— TASK TO CARRY OUT —
Return the listing word for word, as given.

* START DATA EXTRACT *

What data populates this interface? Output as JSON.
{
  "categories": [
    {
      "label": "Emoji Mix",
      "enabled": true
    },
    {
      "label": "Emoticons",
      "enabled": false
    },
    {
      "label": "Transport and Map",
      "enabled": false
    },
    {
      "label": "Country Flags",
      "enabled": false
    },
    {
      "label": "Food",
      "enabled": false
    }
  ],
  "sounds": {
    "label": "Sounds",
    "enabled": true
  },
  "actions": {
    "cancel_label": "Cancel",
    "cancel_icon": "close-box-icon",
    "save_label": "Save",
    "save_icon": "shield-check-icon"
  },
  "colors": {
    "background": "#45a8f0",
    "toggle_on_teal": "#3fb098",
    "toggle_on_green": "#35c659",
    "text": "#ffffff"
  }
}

* END DATA EXTRACT *

— ANSWER TO THIS PROBLEM —
What data populates this interface? Output as JSON.
{
  "categories": [
    {
      "label": "Emoji Mix",
      "enabled": true
    },
    {
      "label": "Emoticons",
      "enabled": false
    },
    {
      "label": "Transport and Map",
      "enabled": false
    },
    {
      "label": "Country Flags",
      "enabled": false
    },
    {
      "label": "Food",
      "enabled": false
    }
  ],
  "sounds": {
    "label": "Sounds",
    "enabled": true
  },
  "actions": {
    "cancel_label": "Cancel",
    "cancel_icon": "close-box-icon",
    "save_label": "Save",
    "save_icon": "shield-check-icon"
  },
  "colors": {
    "background": "#45a8f0",
    "toggle_on_teal": "#3fb098",
    "toggle_on_green": "#35c659",
    "text": "#ffffff"
  }
}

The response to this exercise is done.